_RECORDS FOR THIS EXERCISE:_
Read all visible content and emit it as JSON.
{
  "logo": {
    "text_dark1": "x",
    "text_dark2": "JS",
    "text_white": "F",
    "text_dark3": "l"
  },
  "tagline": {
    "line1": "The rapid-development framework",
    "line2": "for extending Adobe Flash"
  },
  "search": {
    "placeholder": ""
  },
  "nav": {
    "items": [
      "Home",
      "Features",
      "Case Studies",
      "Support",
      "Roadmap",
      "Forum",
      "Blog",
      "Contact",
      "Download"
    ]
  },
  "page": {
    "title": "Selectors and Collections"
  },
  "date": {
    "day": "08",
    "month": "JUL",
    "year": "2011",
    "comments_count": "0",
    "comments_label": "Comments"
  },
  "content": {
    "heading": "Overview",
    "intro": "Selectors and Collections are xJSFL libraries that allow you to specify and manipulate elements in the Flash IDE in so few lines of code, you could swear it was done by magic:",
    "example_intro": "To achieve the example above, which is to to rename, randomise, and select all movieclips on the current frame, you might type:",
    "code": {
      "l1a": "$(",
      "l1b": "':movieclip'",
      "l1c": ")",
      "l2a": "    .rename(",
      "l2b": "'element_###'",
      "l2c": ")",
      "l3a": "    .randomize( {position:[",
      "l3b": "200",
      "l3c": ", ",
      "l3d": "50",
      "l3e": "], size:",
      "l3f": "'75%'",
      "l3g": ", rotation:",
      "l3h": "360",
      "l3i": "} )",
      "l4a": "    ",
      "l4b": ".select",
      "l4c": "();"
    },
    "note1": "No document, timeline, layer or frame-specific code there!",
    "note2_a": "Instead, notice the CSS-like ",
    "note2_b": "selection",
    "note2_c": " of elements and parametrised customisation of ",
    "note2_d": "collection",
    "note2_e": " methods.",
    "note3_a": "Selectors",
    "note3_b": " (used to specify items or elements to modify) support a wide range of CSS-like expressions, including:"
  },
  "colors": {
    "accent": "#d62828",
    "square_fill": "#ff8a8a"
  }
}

_PROBLEM:_ Reproduce all of the records exactly.

_WRITTEN RESPONSE:_
Read all visible content and emit it as JSON.
{
  "logo": {
    "text_dark1": "x",
    "text_dark2": "JS",
    "text_white": "F",
    "text_dark3": "l"
  },
  "tagline": {
    "line1": "The rapid-development framework",
    "line2": "for extending Adobe Flash"
  },
  "search": {
    "placeholder": ""
  },
  "nav": {
    "items": [
      "Home",
      "Features",
      "Case Studies",
      "Support",
      "Roadmap",
      "Forum",
      "Blog",
      "Contact",
      "Download"
    ]
  },
  "page": {
    "title": "Selectors and Collections"
  },
  "date": {
    "day": "08",
    "month": "JUL",
    "year": "2011",
    "comments_count": "0",
    "comments_label": "Comments"
  },
  "content": {
    "heading": "Overview",
    "intro": "Selectors and Collections are xJSFL libraries that allow you to specify and manipulate elements in the Flash IDE in so few lines of code, you could swear it was done by magic:",
    "example_intro": "To achieve the example above, which is to to rename, randomise, and select all movieclips on the current frame, you might type:",
    "code": {
      "l1a": "$(",
      "l1b": "':movieclip'",
      "l1c": ")",
      "l2a": "    .rename(",
      "l2b": "'element_###'",
      "l2c": ")",
      "l3a": "    .randomize( {position:[",
      "l3b": "200",
      "l3c": ", ",
      "l3d": "50",
      "l3e": "], size:",
      "l3f": "'75%'",
      "l3g": ", rotation:",
      "l3h": "360",
      "l3i": "} )",
      "l4a": "    ",
      "l4b": ".select",
      "l4c": "();"
    },
    "note1": "No document, timeline, layer or frame-specific code there!",
    "note2_a": "Instead, notice the CSS-like ",
    "note2_b": "selection",
    "note2_c": " of elements and parametrised customisation of ",
    "note2_d": "collection",
    "note2_e": " methods.",
    "note3_a": "Selectors",
    "note3_b": " (used to specify items or elements to modify) support a wide range of CSS-like expressions, including:"
  },
  "colors": {
    "accent": "#d62828",
    "square_fill": "#ff8a8a"
  }
}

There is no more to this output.